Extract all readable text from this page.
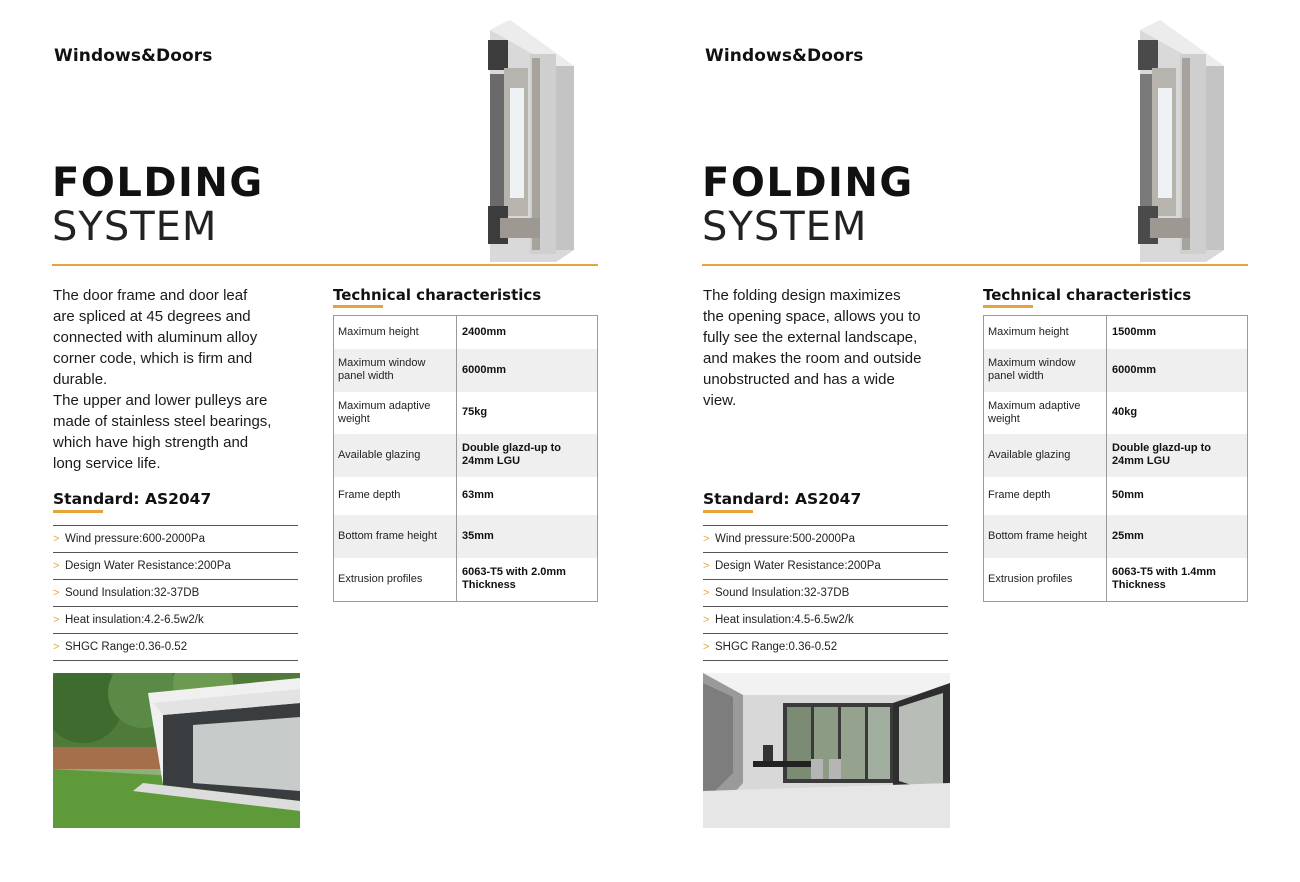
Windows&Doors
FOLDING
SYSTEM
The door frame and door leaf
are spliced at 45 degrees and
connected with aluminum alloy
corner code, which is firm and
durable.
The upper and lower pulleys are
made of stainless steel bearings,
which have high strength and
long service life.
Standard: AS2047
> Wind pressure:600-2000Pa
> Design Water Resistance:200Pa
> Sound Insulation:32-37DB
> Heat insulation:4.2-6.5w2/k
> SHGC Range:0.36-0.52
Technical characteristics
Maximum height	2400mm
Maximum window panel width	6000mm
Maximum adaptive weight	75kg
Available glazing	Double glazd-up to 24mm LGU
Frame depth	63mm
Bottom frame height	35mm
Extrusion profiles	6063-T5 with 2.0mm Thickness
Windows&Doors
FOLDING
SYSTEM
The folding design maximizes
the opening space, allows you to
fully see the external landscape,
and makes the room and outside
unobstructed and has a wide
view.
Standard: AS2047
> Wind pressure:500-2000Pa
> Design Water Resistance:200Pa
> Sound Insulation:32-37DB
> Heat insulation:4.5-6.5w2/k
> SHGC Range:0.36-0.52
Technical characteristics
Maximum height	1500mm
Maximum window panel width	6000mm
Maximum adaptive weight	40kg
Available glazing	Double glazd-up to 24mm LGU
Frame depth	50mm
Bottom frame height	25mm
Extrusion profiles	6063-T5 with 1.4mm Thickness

━━━━━━━━━━━━━━━━━━━━━━━━━━━━━━

### Work to complete:
Print out the material word for word, omitting the pictures.

### Result below:
Extract all readable text from this page.
Windows&Doors
FOLDING
SYSTEM
The door frame and door leaf
are spliced at 45 degrees and
connected with aluminum alloy
corner code, which is firm and
durable.
The upper and lower pulleys are
made of stainless steel bearings,
which have high strength and
long service life.
Standard: AS2047
> Wind pressure:600-2000Pa
> Design Water Resistance:200Pa
> Sound Insulation:32-37DB
> Heat insulation:4.2-6.5w2/k
> SHGC Range:0.36-0.52
Technical characteristics
Maximum height	2400mm
Maximum window panel width	6000mm
Maximum adaptive weight	75kg
Available glazing	Double glazd-up to 24mm LGU
Frame depth	63mm
Bottom frame height	35mm
Extrusion profiles	6063-T5 with 2.0mm Thickness
Windows&Doors
FOLDING
SYSTEM
The folding design maximizes
the opening space, allows you to
fully see the external landscape,
and makes the room and outside
unobstructed and has a wide
view.
Standard: AS2047
> Wind pressure:500-2000Pa
> Design Water Resistance:200Pa
> Sound Insulation:32-37DB
> Heat insulation:4.5-6.5w2/k
> SHGC Range:0.36-0.52
Technical characteristics
Maximum height	1500mm
Maximum window panel width	6000mm
Maximum adaptive weight	40kg
Available glazing	Double glazd-up to 24mm LGU
Frame depth	50mm
Bottom frame height	25mm
Extrusion profiles	6063-T5 with 1.4mm Thickness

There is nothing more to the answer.